READING PASSAGE
********************
Bijjaragi is a village in the State of Karnataka, India. It is located in Vijayapur taluk of Vijayapur district, Karnataka.

Demographics
As per the Population Census 2011, there are a total of 1,532 families residing in the village. The total population of Bijjaragi is 8,073, out of which 4,218 are males and 3,855 are females (thus the average sex ratio of Bijjaragi is 914:1000).

Geography
The village is situated geographically at 16°54'46.7"N north latitude and 75°26'30.3"E east longitude.

Agriculture
The village mainly grows grapes. Maize and sorghum (jawar), as well as small amounts of pomegranate, lemons, onions, and turmeric are also grown. Irrigation occurs via water canals and wells.

River
Doni River is the nearest river, and flows close to the village during rainy season for a month or two.

Economy
Farming and agriculture-related business is the main occupation for many people in the village.
********************
PROBLEMS
A) List every crop that the passage about Bijjaragi says is grown in the village.
B) Resume the passage about Bijjaragi right after its final sentence.
The material that follows comes from a separate source.

DATA EXTRACT
********************
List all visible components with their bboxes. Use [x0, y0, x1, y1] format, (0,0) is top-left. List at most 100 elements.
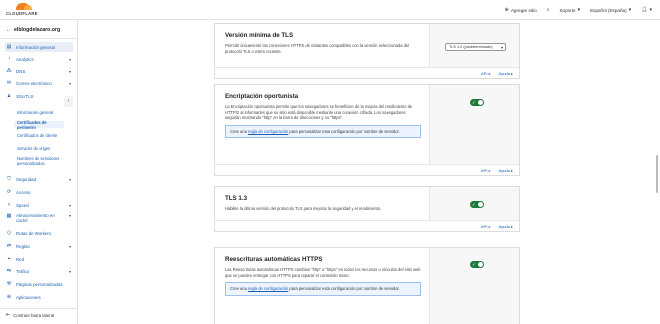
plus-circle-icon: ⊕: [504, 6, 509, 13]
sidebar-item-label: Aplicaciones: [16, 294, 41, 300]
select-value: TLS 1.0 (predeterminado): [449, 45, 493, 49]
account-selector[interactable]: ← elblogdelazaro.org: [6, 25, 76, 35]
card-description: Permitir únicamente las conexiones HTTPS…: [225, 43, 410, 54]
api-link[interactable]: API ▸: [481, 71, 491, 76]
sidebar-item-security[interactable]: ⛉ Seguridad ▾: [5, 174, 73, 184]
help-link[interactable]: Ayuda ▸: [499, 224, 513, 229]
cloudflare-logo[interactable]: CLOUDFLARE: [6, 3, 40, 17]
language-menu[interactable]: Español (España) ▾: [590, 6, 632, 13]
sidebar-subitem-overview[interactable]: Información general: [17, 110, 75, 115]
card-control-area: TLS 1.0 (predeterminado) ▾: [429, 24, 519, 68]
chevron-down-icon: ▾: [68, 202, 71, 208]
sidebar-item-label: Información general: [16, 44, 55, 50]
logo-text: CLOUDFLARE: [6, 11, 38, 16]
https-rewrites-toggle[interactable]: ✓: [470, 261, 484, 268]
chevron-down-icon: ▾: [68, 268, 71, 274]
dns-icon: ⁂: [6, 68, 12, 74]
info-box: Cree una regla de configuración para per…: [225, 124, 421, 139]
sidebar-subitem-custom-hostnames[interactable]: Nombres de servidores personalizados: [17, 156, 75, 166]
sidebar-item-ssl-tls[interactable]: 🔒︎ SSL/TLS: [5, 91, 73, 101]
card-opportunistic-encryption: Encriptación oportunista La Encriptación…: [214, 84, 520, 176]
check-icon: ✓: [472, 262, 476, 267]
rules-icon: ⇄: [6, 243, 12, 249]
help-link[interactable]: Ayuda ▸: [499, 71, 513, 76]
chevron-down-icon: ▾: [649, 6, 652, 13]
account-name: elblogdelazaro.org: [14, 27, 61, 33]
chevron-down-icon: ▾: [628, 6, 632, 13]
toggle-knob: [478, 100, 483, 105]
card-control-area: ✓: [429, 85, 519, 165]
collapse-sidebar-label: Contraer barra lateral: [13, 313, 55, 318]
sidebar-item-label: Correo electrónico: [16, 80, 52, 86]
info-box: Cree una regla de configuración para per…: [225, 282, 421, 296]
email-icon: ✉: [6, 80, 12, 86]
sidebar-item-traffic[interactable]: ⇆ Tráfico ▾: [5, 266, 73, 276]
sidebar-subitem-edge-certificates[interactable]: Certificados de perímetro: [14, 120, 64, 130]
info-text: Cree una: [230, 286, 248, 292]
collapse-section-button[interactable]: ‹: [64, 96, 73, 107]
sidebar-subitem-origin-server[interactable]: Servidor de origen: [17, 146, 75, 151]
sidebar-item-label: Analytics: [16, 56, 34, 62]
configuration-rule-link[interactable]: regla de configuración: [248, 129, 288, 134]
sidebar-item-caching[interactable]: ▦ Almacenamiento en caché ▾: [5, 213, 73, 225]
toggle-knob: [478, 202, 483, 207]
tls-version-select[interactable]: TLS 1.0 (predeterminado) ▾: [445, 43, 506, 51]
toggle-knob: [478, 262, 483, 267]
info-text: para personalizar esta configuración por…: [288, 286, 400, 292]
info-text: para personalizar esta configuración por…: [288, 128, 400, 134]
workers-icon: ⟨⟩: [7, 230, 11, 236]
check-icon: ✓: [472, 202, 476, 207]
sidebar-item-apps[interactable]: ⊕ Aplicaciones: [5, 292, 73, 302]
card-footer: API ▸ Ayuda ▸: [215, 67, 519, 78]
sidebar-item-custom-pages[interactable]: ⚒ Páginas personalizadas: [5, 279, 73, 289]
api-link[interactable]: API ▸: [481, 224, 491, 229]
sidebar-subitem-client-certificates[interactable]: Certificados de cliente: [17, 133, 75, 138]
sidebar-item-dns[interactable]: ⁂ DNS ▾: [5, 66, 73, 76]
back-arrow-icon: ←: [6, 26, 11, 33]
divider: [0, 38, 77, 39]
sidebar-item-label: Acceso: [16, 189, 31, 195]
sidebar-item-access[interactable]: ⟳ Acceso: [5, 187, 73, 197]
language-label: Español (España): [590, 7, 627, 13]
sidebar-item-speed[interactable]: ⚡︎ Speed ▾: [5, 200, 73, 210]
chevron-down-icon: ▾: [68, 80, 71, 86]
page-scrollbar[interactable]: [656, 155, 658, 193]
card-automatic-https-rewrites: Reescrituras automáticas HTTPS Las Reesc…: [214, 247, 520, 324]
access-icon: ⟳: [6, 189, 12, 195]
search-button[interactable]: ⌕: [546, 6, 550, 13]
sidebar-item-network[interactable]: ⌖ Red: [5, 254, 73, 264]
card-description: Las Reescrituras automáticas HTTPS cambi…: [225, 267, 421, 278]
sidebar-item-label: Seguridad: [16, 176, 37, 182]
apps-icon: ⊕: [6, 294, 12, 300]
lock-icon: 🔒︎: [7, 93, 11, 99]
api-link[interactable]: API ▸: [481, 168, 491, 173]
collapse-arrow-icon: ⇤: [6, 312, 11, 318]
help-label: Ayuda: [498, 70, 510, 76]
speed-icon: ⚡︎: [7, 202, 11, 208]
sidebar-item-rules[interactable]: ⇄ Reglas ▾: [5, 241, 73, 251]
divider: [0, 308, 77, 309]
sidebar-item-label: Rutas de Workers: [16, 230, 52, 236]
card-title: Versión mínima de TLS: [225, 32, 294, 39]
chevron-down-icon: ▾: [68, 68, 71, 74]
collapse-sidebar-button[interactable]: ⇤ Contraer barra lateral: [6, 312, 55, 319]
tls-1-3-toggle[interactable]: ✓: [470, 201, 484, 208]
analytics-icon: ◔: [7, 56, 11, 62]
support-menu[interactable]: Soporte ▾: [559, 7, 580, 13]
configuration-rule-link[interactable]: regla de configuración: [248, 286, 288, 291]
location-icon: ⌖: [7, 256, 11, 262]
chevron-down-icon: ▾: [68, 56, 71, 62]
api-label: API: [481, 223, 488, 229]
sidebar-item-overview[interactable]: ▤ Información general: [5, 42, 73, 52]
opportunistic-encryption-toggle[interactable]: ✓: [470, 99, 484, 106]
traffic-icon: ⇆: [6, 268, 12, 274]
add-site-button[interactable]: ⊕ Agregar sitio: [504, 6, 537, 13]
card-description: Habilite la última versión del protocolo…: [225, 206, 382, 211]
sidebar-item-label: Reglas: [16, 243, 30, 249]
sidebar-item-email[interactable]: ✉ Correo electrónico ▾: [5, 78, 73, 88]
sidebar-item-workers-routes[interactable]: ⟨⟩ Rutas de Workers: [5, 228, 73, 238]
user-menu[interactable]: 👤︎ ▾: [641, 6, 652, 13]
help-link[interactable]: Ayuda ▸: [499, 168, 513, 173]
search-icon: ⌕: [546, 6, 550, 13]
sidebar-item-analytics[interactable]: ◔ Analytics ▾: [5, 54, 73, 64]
********************
ANSWERS BY TASK
A) Grapes, maize, sorghum (jawar), pomegranate, lemons, onions, and turmeric.

B)
The cropping pattern in the village reveals that food crops like jowar, maize, bajra and wheat among cereals, red gram, Bengal gram and green gram among pulses are major crops cultivated in the village. The major oilseed crops are sunflower, groundnut and safflower. Horticulture crops like grapes, pomegranate, ber, guava sapota, lime are also grown.

Notable people 
 Bhāskara II - It is believed that Bhaskaracharya II, Indian mathematician and astronomer (1114–1185) was born in Bijjargi village. 
 Shri Siddeshwar Swamiji of Jnanayogashram Bijapur was born in Bijjaragi village on 24 October 1941

Transportation
SH-12 passes through Tikota from Jevargi to Miraj via Bijapur.

Literacy rate
As per the Census 2011, the literacy rate of Bijjaragi is 69.1%, which is higher than the 57.3% of Bijapur district as a whole. The male literacy rate is 78.7% and the female literacy rate is 58.55% in Bijjaragi village.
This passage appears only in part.